>> BEGIN Given data
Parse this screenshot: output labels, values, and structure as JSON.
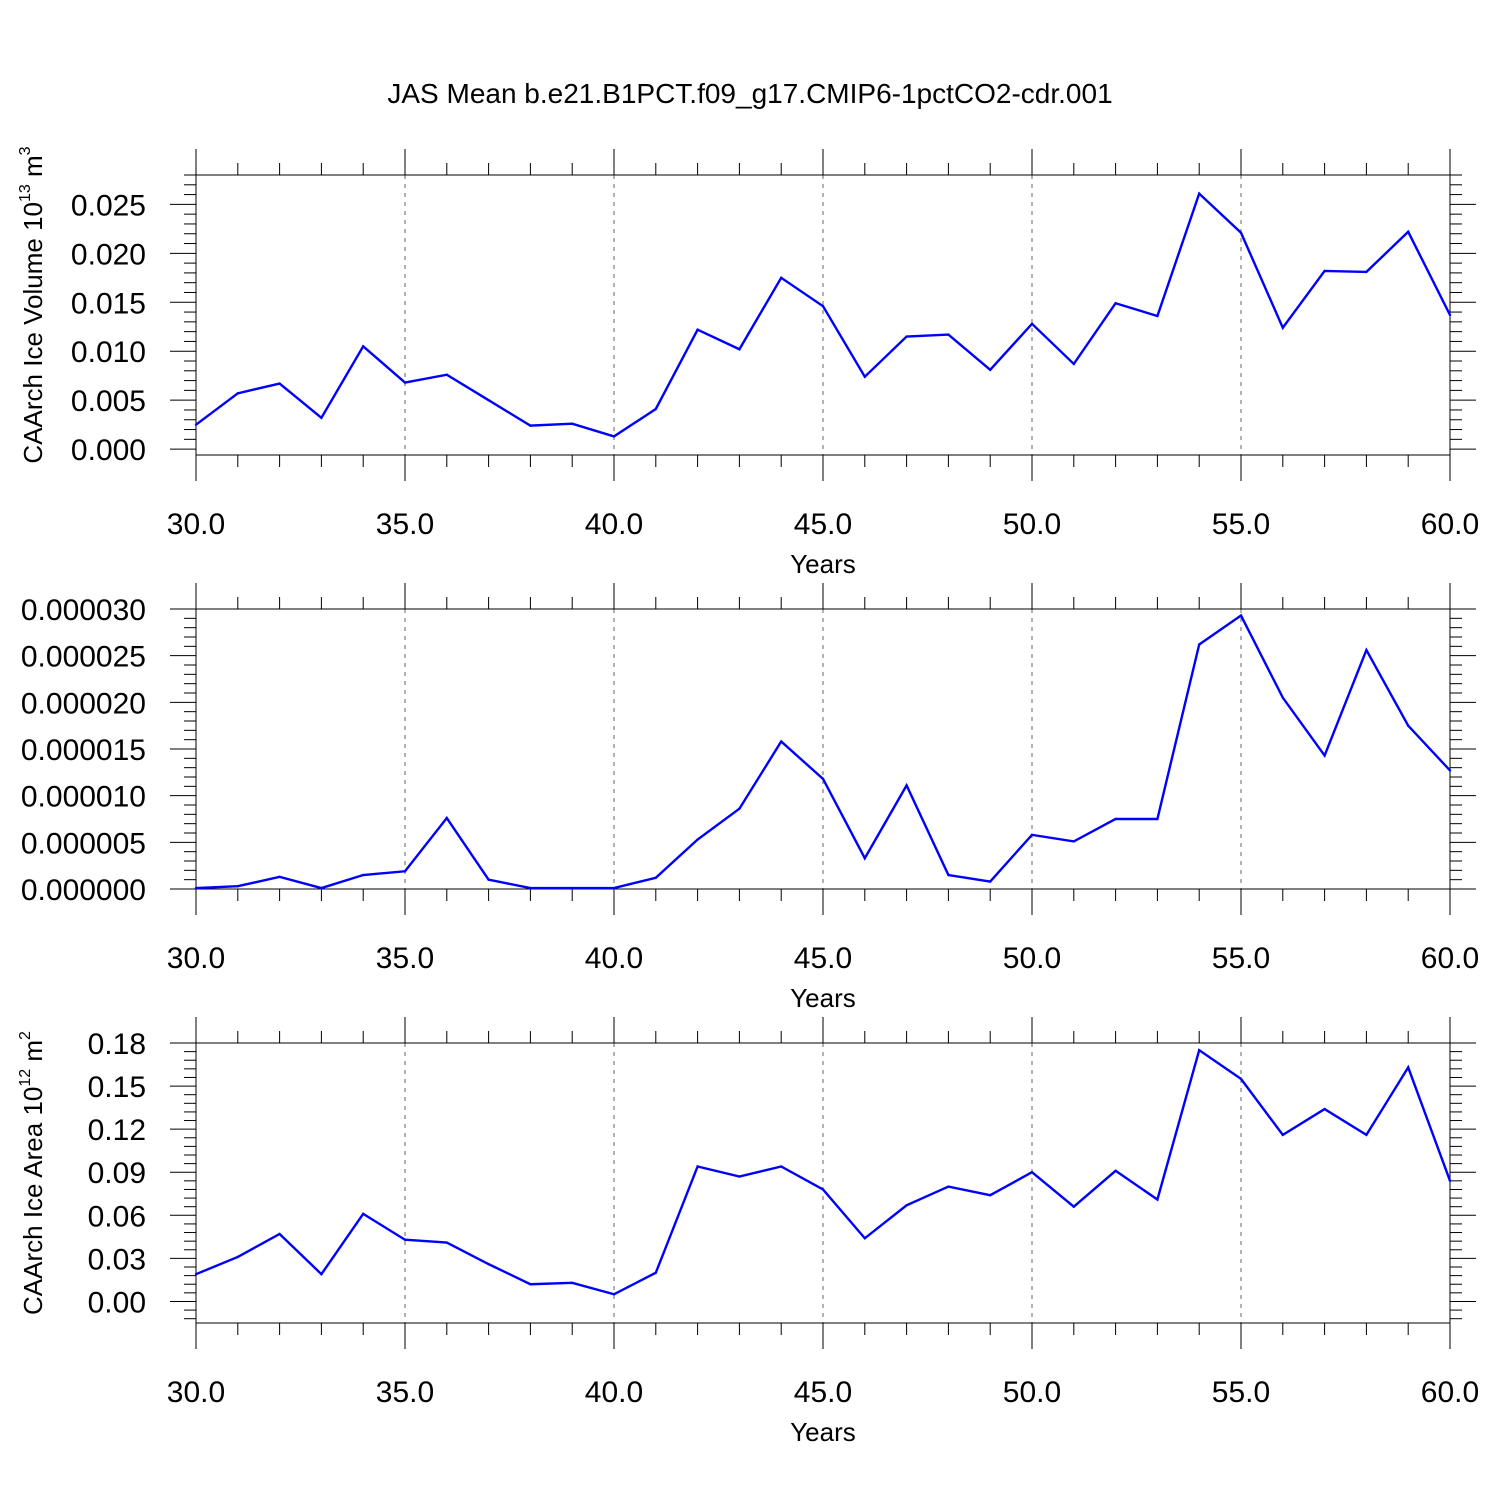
{
  "title": "JAS Mean b.e21.B1PCT.f09_g17.CMIP6-1pctCO2-cdr.001",
  "line_color": "#0000ff",
  "chart_data": [
    {
      "type": "line",
      "ylabel": "CAArch Ice Volume 10",
      "ylabel_sup": "13",
      "ylabel_unit": "m",
      "ylabel_unit_sup": "3",
      "xlabel": "Years",
      "xlim": [
        30,
        60
      ],
      "ylim": [
        -0.0006,
        0.028
      ],
      "xticks": [
        "30.0",
        "35.0",
        "40.0",
        "45.0",
        "50.0",
        "55.0",
        "60.0"
      ],
      "yticks": [
        "0.000",
        "0.005",
        "0.010",
        "0.015",
        "0.020",
        "0.025"
      ],
      "grid": "x-dashed",
      "x": [
        30,
        31,
        32,
        33,
        34,
        35,
        36,
        37,
        38,
        39,
        40,
        41,
        42,
        43,
        44,
        45,
        46,
        47,
        48,
        49,
        50,
        51,
        52,
        53,
        54,
        55,
        56,
        57,
        58,
        59,
        60
      ],
      "y": [
        0.0025,
        0.0057,
        0.0067,
        0.0032,
        0.0105,
        0.0068,
        0.0076,
        0.005,
        0.0024,
        0.0026,
        0.0013,
        0.0041,
        0.0122,
        0.0102,
        0.0175,
        0.0146,
        0.0074,
        0.0115,
        0.0117,
        0.0081,
        0.0128,
        0.0087,
        0.0149,
        0.0136,
        0.0261,
        0.0221,
        0.0124,
        0.0182,
        0.0181,
        0.0222,
        0.0137
      ]
    },
    {
      "type": "line",
      "ylabel": "",
      "xlabel": "Years",
      "xlim": [
        30,
        60
      ],
      "ylim": [
        0,
        3e-05
      ],
      "xticks": [
        "30.0",
        "35.0",
        "40.0",
        "45.0",
        "50.0",
        "55.0",
        "60.0"
      ],
      "yticks": [
        "0.000000",
        "0.000005",
        "0.000010",
        "0.000015",
        "0.000020",
        "0.000025",
        "0.000030"
      ],
      "grid": "x-dashed",
      "x": [
        30,
        31,
        32,
        33,
        34,
        35,
        36,
        37,
        38,
        39,
        40,
        41,
        42,
        43,
        44,
        45,
        46,
        47,
        48,
        49,
        50,
        51,
        52,
        53,
        54,
        55,
        56,
        57,
        58,
        59,
        60
      ],
      "y": [
        1e-07,
        3e-07,
        1.3e-06,
        1e-07,
        1.5e-06,
        1.9e-06,
        7.6e-06,
        1e-06,
        1e-07,
        1e-07,
        1e-07,
        1.2e-06,
        5.3e-06,
        8.6e-06,
        1.58e-05,
        1.18e-05,
        3.3e-06,
        1.11e-05,
        1.5e-06,
        8e-07,
        5.8e-06,
        5.1e-06,
        7.5e-06,
        7.5e-06,
        2.62e-05,
        2.93e-05,
        2.05e-05,
        1.43e-05,
        2.56e-05,
        1.75e-05,
        1.27e-05
      ]
    },
    {
      "type": "line",
      "ylabel": "CAArch Ice Area 10",
      "ylabel_sup": "12",
      "ylabel_unit": "m",
      "ylabel_unit_sup": "2",
      "xlabel": "Years",
      "xlim": [
        30,
        60
      ],
      "ylim": [
        -0.015,
        0.18
      ],
      "xticks": [
        "30.0",
        "35.0",
        "40.0",
        "45.0",
        "50.0",
        "55.0",
        "60.0"
      ],
      "yticks": [
        "0.00",
        "0.03",
        "0.06",
        "0.09",
        "0.12",
        "0.15",
        "0.18"
      ],
      "grid": "x-dashed",
      "x": [
        30,
        31,
        32,
        33,
        34,
        35,
        36,
        37,
        38,
        39,
        40,
        41,
        42,
        43,
        44,
        45,
        46,
        47,
        48,
        49,
        50,
        51,
        52,
        53,
        54,
        55,
        56,
        57,
        58,
        59,
        60
      ],
      "y": [
        0.019,
        0.031,
        0.047,
        0.019,
        0.061,
        0.043,
        0.041,
        0.026,
        0.012,
        0.013,
        0.005,
        0.02,
        0.094,
        0.087,
        0.094,
        0.078,
        0.044,
        0.067,
        0.08,
        0.074,
        0.09,
        0.066,
        0.091,
        0.071,
        0.175,
        0.155,
        0.116,
        0.134,
        0.116,
        0.163,
        0.084
      ]
    }
  ]
}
>> END Given data
• [Exercise directions]:
Examine the entries and report how many of their lines contain the string "CAArch", giving no more than the number.

• [Solution below]:
2